[Data extracted from a collection]
○ ○ ○ ○ ○ ○ ○
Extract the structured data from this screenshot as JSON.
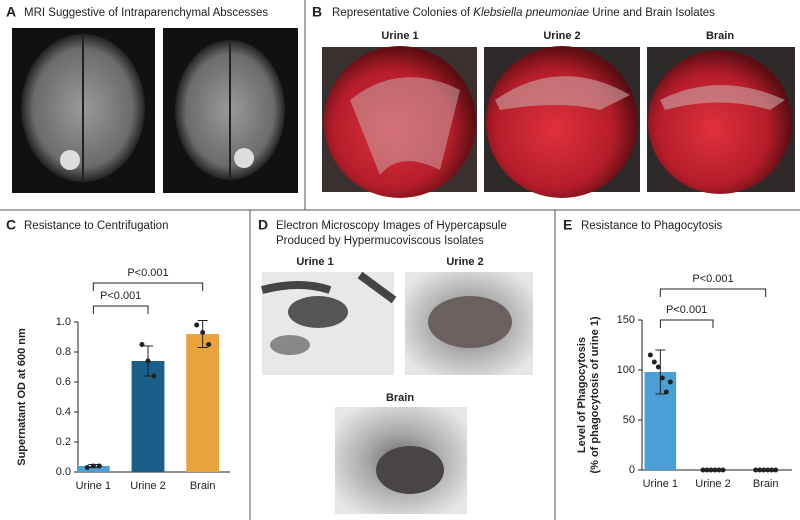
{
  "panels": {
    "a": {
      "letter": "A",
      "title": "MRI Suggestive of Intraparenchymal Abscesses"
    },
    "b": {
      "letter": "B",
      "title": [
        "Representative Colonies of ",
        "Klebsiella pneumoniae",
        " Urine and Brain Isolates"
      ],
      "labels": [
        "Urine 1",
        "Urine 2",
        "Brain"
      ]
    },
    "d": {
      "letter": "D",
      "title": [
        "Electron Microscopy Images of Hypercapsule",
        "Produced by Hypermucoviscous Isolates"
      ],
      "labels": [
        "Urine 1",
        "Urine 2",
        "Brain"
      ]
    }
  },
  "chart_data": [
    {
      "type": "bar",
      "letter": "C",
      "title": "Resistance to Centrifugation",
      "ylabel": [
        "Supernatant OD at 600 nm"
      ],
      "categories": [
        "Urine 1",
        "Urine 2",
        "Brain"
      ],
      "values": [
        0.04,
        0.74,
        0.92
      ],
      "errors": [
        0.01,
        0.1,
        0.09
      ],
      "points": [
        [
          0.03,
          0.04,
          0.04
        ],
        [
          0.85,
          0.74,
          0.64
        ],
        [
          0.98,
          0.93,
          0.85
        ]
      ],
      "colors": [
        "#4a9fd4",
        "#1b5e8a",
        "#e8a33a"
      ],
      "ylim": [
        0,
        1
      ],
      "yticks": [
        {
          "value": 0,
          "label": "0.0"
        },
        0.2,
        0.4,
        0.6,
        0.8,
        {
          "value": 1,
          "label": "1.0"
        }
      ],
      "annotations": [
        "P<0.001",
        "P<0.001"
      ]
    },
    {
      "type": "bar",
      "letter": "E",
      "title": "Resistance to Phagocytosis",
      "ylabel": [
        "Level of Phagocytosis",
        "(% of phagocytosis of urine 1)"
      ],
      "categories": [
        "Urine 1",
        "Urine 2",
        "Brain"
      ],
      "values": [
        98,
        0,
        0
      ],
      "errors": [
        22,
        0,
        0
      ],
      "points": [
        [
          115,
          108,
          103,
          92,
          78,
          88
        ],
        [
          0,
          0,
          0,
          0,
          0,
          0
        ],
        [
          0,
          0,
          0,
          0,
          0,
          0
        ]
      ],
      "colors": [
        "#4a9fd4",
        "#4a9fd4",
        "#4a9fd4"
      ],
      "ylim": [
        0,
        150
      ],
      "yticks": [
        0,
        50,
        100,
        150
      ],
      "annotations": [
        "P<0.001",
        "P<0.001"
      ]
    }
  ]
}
○ ○ ○ ○ ○ ○ ○
WORK REQUIRED: Every line of the data above should be quoted exactly. Omit the pictures.

SOLUTION FOR THIS PROBLEM:
Extract the structured data from this screenshot as JSON.
{
  "panels": {
    "a": {
      "letter": "A",
      "title": "MRI Suggestive of Intraparenchymal Abscesses"
    },
    "b": {
      "letter": "B",
      "title": [
        "Representative Colonies of ",
        "Klebsiella pneumoniae",
        " Urine and Brain Isolates"
      ],
      "labels": [
        "Urine 1",
        "Urine 2",
        "Brain"
      ]
    },
    "d": {
      "letter": "D",
      "title": [
        "Electron Microscopy Images of Hypercapsule",
        "Produced by Hypermucoviscous Isolates"
      ],
      "labels": [
        "Urine 1",
        "Urine 2",
        "Brain"
      ]
    }
  },
  "chart_data": [
    {
      "type": "bar",
      "letter": "C",
      "title": "Resistance to Centrifugation",
      "ylabel": [
        "Supernatant OD at 600 nm"
      ],
      "categories": [
        "Urine 1",
        "Urine 2",
        "Brain"
      ],
      "values": [
        0.04,
        0.74,
        0.92
      ],
      "errors": [
        0.01,
        0.1,
        0.09
      ],
      "points": [
        [
          0.03,
          0.04,
          0.04
        ],
        [
          0.85,
          0.74,
          0.64
        ],
        [
          0.98,
          0.93,
          0.85
        ]
      ],
      "colors": [
        "#4a9fd4",
        "#1b5e8a",
        "#e8a33a"
      ],
      "ylim": [
        0,
        1
      ],
      "yticks": [
        {
          "value": 0,
          "label": "0.0"
        },
        0.2,
        0.4,
        0.6,
        0.8,
        {
          "value": 1,
          "label": "1.0"
        }
      ],
      "annotations": [
        "P<0.001",
        "P<0.001"
      ]
    },
    {
      "type": "bar",
      "letter": "E",
      "title": "Resistance to Phagocytosis",
      "ylabel": [
        "Level of Phagocytosis",
        "(% of phagocytosis of urine 1)"
      ],
      "categories": [
        "Urine 1",
        "Urine 2",
        "Brain"
      ],
      "values": [
        98,
        0,
        0
      ],
      "errors": [
        22,
        0,
        0
      ],
      "points": [
        [
          115,
          108,
          103,
          92,
          78,
          88
        ],
        [
          0,
          0,
          0,
          0,
          0,
          0
        ],
        [
          0,
          0,
          0,
          0,
          0,
          0
        ]
      ],
      "colors": [
        "#4a9fd4",
        "#4a9fd4",
        "#4a9fd4"
      ],
      "ylim": [
        0,
        150
      ],
      "yticks": [
        0,
        50,
        100,
        150
      ],
      "annotations": [
        "P<0.001",
        "P<0.001"
      ]
    }
  ]
}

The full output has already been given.